● **Work to be completed**
Write out everything in the records from the line that contains "tree-item-signup-action[interactable]: signUpFormSvrAcx <box>56" down to the line that contains "connection-label: Connection <box>80", both lines included.

● **Entries shown**
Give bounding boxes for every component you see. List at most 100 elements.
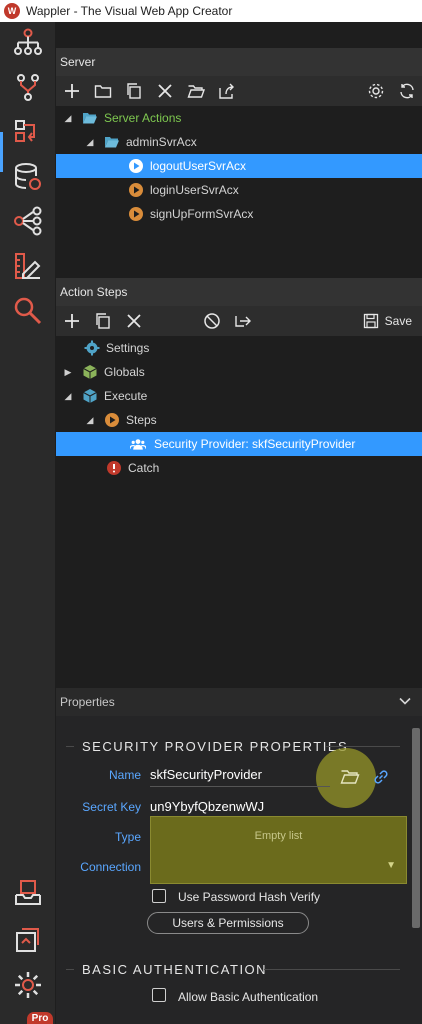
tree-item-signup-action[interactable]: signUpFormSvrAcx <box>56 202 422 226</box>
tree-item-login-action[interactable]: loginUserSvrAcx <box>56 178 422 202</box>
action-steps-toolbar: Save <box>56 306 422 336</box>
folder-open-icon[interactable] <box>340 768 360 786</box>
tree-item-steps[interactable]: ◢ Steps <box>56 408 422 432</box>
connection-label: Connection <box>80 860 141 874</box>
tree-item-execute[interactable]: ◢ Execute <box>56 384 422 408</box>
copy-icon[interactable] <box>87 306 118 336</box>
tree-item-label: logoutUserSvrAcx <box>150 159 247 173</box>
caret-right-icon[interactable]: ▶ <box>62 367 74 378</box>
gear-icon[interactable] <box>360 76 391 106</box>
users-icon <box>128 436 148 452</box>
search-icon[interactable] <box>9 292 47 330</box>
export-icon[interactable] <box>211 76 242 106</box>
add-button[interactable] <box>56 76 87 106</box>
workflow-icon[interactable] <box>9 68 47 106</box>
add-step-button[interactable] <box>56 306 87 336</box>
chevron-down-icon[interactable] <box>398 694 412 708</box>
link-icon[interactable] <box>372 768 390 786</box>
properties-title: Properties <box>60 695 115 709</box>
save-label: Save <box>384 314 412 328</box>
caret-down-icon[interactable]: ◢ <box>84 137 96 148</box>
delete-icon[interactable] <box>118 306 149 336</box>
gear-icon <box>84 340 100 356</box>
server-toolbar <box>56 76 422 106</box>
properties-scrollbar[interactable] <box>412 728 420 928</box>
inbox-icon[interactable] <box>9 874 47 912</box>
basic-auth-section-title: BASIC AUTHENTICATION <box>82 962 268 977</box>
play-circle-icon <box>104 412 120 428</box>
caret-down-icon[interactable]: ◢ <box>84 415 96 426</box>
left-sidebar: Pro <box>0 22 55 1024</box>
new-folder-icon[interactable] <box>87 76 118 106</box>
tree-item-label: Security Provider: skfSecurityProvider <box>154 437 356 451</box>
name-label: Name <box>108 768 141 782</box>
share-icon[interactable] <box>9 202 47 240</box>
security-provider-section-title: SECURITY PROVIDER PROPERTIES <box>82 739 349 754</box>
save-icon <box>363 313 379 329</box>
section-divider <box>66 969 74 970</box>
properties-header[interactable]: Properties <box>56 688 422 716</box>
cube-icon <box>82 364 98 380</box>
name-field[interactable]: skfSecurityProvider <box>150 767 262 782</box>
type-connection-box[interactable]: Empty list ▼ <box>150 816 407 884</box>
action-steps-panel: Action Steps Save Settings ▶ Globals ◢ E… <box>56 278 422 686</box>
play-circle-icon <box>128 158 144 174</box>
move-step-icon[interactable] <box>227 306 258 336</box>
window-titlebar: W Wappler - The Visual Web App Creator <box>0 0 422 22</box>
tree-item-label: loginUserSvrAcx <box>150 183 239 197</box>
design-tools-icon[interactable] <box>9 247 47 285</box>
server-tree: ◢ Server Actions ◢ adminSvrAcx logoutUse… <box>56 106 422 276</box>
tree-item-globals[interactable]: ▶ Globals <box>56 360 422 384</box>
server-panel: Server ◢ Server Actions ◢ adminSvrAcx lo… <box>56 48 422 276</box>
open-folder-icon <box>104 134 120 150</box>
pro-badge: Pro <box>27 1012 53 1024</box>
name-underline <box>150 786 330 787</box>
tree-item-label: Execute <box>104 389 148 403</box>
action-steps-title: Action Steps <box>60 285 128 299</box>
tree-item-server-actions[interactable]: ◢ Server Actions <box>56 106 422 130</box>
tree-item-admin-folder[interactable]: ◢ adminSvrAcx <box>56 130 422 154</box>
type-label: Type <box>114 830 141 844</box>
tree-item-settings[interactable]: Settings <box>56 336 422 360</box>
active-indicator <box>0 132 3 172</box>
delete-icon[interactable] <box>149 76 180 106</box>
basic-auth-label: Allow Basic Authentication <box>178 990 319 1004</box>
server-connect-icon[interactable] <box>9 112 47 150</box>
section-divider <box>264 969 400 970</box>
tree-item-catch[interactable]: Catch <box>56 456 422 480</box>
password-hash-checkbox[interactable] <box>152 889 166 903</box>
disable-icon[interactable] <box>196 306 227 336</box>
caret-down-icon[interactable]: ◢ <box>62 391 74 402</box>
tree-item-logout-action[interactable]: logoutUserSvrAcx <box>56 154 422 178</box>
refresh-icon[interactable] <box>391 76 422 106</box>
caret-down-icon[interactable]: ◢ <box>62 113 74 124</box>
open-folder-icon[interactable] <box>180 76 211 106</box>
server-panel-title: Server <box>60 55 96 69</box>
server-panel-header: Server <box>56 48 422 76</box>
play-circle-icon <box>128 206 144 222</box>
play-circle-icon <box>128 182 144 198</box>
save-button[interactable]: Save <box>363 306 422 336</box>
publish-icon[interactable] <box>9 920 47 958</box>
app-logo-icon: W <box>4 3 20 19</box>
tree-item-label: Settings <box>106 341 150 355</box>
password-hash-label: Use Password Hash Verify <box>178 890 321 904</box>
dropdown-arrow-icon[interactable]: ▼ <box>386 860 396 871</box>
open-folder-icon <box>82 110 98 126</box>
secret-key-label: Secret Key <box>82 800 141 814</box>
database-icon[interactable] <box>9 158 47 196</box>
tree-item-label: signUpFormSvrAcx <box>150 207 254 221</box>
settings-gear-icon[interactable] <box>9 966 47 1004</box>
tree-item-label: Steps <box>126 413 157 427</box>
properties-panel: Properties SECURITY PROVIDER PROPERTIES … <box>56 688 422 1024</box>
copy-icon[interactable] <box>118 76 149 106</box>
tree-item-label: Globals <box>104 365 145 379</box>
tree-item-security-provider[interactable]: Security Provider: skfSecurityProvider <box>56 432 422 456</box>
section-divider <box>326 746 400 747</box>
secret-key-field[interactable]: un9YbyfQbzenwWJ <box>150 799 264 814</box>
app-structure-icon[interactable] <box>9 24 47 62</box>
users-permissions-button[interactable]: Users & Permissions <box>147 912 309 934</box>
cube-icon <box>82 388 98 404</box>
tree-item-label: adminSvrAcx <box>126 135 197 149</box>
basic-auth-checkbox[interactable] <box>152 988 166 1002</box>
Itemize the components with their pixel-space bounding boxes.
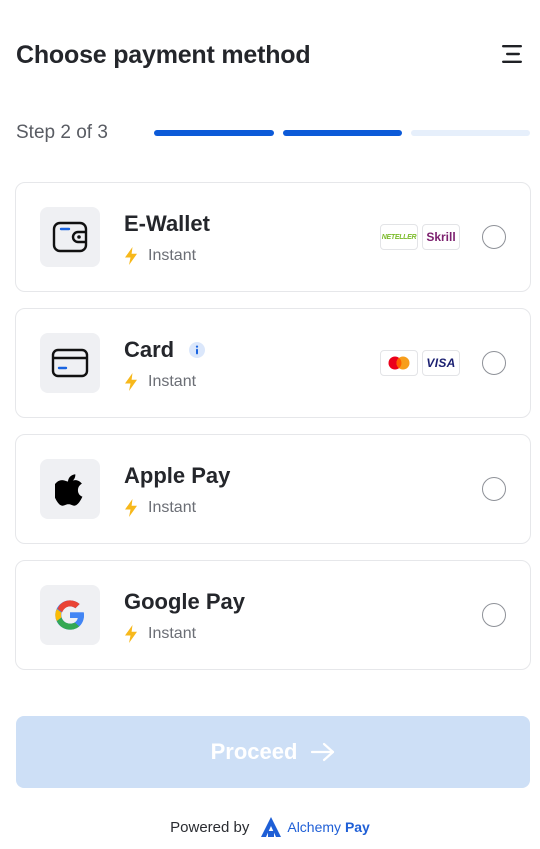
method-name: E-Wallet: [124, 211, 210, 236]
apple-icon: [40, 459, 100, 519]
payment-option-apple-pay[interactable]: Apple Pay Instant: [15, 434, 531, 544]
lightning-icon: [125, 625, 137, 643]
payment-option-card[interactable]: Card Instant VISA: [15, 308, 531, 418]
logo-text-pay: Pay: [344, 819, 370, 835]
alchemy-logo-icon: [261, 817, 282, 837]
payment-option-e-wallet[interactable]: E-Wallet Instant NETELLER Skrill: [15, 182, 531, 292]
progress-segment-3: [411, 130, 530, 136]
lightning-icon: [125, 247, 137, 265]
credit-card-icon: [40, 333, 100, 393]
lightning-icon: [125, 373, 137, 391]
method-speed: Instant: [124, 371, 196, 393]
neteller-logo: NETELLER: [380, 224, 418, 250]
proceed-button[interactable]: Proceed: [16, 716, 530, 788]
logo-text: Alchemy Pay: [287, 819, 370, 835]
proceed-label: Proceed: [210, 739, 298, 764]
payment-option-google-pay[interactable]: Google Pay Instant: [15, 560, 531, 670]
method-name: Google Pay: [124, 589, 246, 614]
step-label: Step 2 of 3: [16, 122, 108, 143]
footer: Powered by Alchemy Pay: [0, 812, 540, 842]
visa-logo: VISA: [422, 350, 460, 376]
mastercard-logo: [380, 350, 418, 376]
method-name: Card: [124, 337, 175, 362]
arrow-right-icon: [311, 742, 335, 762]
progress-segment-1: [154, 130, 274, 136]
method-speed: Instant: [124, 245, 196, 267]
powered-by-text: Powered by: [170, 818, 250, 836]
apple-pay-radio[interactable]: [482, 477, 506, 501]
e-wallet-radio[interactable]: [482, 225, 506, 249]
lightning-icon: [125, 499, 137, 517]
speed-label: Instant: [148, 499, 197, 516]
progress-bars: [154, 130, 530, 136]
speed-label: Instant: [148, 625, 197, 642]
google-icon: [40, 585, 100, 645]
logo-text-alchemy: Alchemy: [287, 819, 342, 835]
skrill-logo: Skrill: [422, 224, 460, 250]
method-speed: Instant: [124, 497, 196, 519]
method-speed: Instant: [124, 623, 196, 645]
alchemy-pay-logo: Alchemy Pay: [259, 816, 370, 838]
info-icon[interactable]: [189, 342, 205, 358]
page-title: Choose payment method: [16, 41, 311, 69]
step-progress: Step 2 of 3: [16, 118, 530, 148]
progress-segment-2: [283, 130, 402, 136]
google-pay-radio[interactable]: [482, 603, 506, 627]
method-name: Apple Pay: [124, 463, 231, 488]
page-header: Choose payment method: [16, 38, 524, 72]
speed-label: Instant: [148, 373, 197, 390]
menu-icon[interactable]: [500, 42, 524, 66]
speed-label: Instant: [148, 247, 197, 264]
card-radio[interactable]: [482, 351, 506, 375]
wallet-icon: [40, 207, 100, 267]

* * *

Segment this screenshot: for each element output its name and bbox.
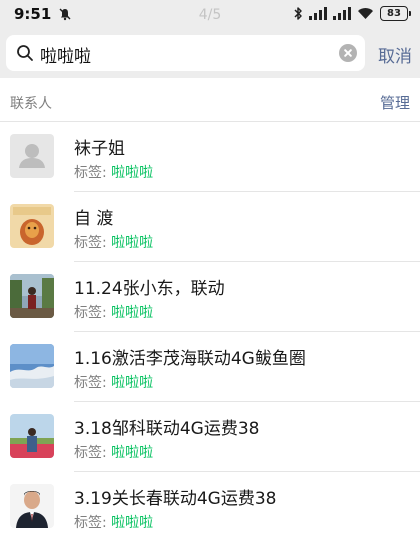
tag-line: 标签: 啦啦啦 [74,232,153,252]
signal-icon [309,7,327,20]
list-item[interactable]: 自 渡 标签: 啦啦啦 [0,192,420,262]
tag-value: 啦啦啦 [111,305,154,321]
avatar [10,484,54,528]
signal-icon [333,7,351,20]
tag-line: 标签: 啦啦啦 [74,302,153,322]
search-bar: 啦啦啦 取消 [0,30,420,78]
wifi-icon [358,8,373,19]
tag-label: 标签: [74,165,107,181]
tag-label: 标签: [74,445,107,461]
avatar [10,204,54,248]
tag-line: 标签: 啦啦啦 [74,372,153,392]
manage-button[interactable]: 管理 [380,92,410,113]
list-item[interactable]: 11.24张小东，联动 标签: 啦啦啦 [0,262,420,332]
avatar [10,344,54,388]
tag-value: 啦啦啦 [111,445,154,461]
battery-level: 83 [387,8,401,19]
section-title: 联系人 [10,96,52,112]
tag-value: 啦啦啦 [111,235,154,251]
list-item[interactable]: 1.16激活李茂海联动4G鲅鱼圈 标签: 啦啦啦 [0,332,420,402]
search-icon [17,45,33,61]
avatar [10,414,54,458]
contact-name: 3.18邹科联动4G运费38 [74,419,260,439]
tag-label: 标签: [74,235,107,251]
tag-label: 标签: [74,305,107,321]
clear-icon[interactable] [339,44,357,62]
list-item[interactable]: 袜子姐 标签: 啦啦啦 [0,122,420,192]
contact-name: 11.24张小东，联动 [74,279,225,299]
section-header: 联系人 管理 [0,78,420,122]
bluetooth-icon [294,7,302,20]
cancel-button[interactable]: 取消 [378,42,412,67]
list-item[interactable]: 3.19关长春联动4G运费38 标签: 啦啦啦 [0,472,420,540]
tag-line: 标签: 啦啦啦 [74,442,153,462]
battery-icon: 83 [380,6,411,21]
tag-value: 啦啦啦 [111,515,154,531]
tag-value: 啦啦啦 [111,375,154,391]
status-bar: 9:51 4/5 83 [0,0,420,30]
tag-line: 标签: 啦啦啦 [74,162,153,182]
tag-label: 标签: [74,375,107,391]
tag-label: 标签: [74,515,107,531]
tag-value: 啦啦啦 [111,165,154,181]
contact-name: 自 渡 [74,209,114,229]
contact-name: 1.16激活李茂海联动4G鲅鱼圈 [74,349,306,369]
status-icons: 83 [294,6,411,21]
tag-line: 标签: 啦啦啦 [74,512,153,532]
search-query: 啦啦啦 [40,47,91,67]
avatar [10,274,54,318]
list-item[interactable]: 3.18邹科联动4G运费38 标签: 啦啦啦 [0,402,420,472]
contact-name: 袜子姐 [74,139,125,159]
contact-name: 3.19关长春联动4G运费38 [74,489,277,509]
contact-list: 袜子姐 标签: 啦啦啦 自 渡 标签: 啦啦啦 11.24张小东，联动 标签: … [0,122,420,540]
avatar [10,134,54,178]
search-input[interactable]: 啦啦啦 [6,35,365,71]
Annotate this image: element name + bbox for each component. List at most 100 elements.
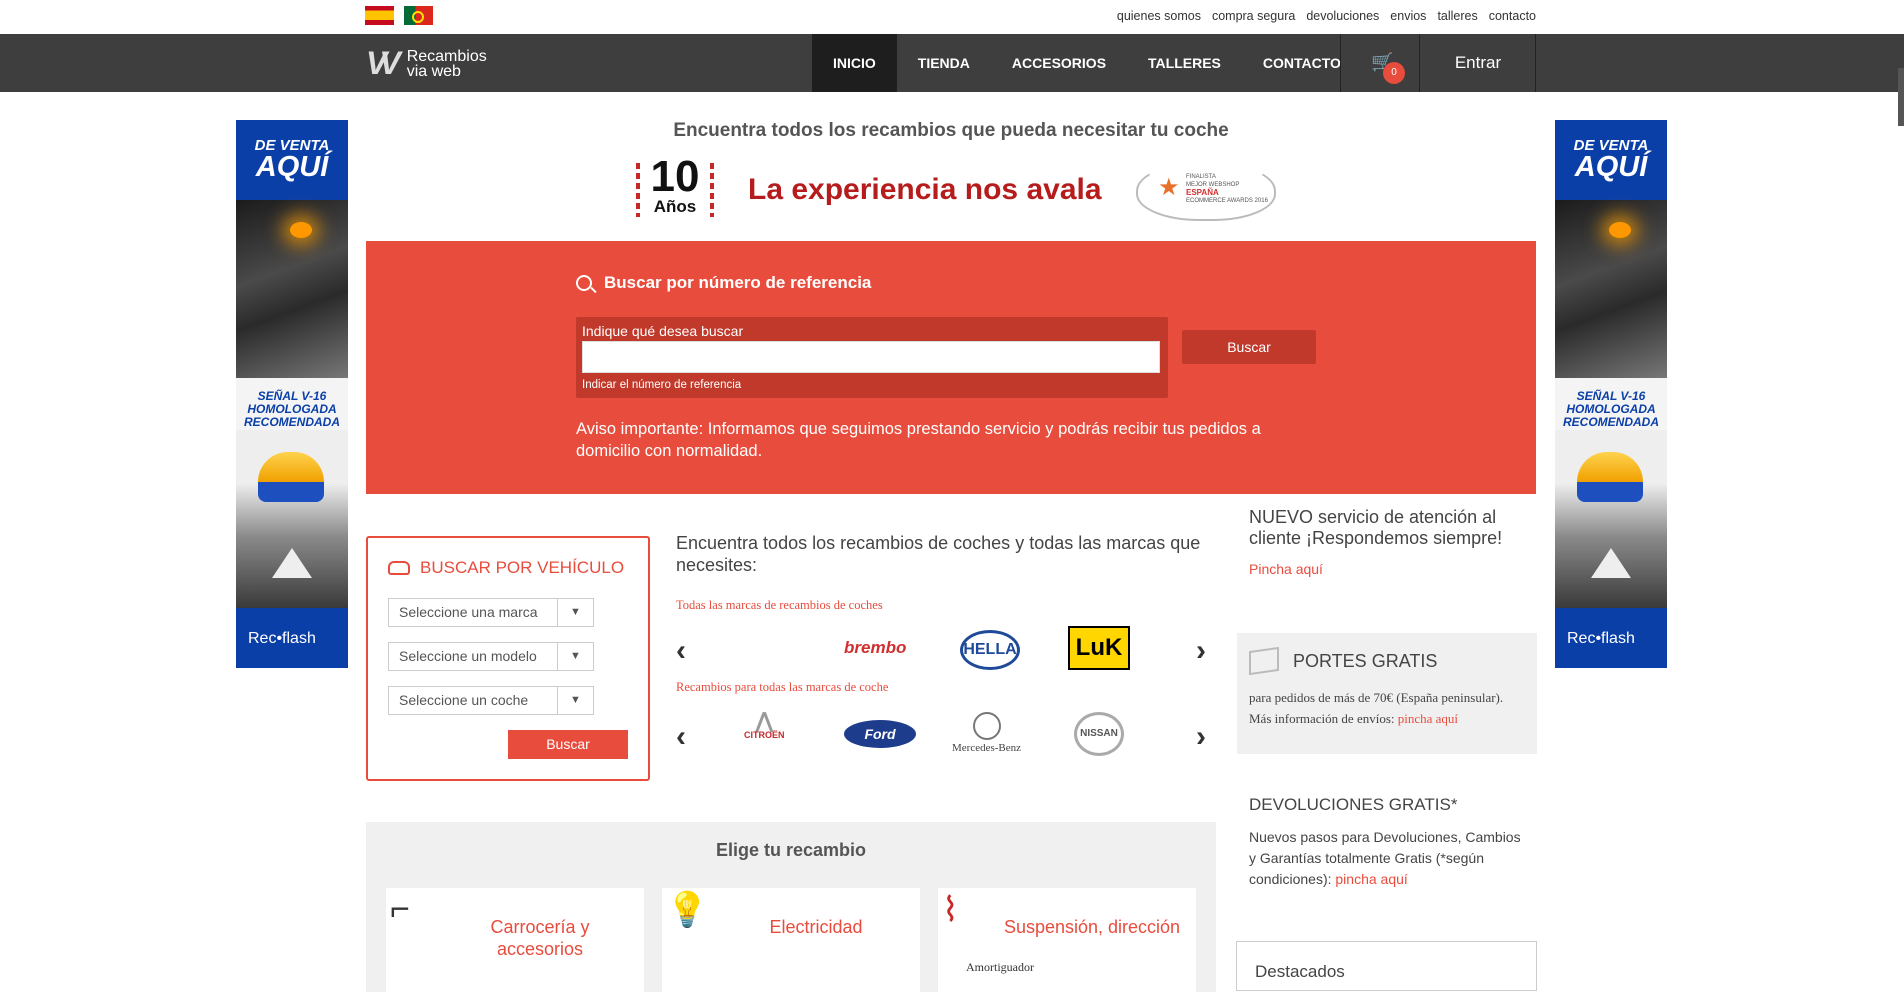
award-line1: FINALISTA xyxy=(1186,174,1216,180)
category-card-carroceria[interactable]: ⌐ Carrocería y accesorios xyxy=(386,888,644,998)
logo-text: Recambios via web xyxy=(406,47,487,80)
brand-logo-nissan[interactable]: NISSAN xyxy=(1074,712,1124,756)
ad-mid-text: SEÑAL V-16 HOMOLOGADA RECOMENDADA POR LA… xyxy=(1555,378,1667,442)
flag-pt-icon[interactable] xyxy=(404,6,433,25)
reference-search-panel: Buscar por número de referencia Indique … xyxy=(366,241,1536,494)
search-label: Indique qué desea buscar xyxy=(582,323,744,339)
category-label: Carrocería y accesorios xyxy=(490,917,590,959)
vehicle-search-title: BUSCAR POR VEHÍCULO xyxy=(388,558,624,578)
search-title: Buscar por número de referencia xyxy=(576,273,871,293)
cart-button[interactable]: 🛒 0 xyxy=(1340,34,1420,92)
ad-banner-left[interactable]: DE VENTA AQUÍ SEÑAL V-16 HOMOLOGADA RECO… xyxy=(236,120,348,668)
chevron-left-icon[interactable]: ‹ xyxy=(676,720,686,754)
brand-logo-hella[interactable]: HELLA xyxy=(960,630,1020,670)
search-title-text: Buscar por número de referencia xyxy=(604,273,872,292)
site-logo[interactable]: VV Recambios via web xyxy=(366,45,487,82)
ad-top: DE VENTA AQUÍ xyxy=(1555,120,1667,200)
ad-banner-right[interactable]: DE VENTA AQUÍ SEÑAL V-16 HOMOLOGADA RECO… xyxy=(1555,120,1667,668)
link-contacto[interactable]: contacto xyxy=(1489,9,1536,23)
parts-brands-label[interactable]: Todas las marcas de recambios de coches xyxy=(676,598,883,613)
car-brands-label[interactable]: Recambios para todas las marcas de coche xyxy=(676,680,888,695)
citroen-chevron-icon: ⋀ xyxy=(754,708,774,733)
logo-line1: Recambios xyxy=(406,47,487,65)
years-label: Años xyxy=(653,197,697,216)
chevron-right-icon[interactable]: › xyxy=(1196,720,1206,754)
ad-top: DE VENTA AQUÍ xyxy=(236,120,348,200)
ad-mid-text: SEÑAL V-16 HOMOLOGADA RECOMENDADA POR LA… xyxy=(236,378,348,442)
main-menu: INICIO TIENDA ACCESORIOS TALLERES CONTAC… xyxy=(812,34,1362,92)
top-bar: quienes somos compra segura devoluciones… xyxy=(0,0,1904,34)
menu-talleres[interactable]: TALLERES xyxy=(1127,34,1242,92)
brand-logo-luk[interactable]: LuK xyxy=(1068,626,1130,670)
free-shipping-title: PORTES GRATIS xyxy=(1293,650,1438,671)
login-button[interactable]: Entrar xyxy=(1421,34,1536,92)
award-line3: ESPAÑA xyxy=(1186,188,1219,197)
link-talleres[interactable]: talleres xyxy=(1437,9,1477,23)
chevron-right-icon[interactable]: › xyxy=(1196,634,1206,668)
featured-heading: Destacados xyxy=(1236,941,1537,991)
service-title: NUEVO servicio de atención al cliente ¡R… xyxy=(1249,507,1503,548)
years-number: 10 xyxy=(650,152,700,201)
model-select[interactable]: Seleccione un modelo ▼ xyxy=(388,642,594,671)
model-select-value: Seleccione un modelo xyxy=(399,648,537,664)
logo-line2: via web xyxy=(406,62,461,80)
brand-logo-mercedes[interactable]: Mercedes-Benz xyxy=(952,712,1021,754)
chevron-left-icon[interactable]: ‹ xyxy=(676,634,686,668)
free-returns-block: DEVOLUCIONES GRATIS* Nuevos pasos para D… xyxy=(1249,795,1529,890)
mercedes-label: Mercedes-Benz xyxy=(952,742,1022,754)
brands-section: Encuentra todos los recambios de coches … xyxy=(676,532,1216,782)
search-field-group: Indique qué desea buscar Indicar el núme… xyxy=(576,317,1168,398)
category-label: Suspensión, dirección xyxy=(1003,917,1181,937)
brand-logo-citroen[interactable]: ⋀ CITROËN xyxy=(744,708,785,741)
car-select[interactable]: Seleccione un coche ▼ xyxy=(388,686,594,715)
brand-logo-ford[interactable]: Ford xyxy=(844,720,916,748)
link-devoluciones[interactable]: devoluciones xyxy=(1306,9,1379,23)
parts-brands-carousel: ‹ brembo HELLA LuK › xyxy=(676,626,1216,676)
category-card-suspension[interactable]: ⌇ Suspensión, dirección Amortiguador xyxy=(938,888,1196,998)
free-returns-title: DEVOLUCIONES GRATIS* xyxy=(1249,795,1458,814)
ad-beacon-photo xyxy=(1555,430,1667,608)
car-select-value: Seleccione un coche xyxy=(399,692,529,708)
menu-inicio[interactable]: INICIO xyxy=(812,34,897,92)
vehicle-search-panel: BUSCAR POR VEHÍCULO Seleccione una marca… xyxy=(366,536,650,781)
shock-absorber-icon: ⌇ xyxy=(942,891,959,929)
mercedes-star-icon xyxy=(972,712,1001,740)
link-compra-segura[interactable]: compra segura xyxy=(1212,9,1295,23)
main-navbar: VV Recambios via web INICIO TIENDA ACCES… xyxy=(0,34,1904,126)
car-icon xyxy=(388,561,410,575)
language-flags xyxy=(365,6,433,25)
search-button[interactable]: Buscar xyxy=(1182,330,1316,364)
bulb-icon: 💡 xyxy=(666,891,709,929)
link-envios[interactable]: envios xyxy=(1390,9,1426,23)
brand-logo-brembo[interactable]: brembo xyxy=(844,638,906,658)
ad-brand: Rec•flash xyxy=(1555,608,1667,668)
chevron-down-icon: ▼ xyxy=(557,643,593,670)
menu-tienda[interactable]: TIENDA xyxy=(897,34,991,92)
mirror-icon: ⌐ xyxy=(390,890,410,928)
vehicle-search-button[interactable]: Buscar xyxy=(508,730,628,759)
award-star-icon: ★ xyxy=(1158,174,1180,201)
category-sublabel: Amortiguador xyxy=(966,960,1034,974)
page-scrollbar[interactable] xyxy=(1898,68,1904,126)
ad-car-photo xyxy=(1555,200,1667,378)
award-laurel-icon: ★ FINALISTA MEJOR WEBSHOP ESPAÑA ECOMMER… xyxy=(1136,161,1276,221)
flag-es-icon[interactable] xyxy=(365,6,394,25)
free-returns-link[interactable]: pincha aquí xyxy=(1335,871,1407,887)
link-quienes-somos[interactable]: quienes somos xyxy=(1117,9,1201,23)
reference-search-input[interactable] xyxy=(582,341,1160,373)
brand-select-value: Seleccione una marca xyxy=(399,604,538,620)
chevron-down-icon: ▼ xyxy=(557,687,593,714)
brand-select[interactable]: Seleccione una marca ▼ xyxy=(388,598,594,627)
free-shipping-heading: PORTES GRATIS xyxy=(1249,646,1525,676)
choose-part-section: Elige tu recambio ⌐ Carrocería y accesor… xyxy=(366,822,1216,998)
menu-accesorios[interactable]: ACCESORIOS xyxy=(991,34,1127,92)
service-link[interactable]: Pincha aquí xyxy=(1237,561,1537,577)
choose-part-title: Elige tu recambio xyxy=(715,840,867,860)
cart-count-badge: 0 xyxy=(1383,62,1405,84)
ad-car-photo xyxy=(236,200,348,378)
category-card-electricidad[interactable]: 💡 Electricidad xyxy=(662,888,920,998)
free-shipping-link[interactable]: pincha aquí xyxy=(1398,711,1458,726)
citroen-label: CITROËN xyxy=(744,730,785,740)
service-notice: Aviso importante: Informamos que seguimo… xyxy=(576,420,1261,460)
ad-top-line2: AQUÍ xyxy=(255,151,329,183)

● **Problem solution**
tree-item-signup-action[interactable]: signUpFormSvrAcx <box>56 202 422 226</box>
tree-item-login-action[interactable]: loginUserSvrAcx <box>56 178 422 202</box>
action-steps-toolbar: Save <box>56 306 422 336</box>
folder-open-icon[interactable] <box>340 768 360 786</box>
tree-item-steps[interactable]: ◢ Steps <box>56 408 422 432</box>
connection-label: Connection <box>80 860 141 874</box>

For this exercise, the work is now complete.